■ OBJECTIVE
Below are some entries. Output each one exactly as it appears.

■ INPUT FOR THIS TASK
****************************************

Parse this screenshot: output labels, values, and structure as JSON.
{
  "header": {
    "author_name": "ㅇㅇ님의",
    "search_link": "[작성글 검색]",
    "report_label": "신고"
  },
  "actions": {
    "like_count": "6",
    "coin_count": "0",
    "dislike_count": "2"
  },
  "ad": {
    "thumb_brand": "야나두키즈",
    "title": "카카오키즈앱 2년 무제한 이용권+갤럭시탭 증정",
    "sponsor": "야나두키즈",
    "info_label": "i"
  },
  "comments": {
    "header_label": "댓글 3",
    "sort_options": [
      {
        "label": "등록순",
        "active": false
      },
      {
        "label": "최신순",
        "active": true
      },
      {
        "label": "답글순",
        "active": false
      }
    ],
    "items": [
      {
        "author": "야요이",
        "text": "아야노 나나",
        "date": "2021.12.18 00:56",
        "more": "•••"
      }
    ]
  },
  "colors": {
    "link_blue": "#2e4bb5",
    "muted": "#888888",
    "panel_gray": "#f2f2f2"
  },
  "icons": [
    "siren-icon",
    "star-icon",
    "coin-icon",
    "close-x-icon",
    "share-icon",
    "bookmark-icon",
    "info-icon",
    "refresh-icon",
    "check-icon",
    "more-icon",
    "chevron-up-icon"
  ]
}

****************************************

■ FINAL ANSWER
Parse this screenshot: output labels, values, and structure as JSON.
{
  "header": {
    "author_name": "ㅇㅇ님의",
    "search_link": "[작성글 검색]",
    "report_label": "신고"
  },
  "actions": {
    "like_count": "6",
    "coin_count": "0",
    "dislike_count": "2"
  },
  "ad": {
    "thumb_brand": "야나두키즈",
    "title": "카카오키즈앱 2년 무제한 이용권+갤럭시탭 증정",
    "sponsor": "야나두키즈",
    "info_label": "i"
  },
  "comments": {
    "header_label": "댓글 3",
    "sort_options": [
      {
        "label": "등록순",
        "active": false
      },
      {
        "label": "최신순",
        "active": true
      },
      {
        "label": "답글순",
        "active": false
      }
    ],
    "items": [
      {
        "author": "야요이",
        "text": "아야노 나나",
        "date": "2021.12.18 00:56",
        "more": "•••"
      }
    ]
  },
  "colors": {
    "link_blue": "#2e4bb5",
    "muted": "#888888",
    "panel_gray": "#f2f2f2"
  },
  "icons": [
    "siren-icon",
    "star-icon",
    "coin-icon",
    "close-x-icon",
    "share-icon",
    "bookmark-icon",
    "info-icon",
    "refresh-icon",
    "check-icon",
    "more-icon",
    "chevron-up-icon"
  ]
}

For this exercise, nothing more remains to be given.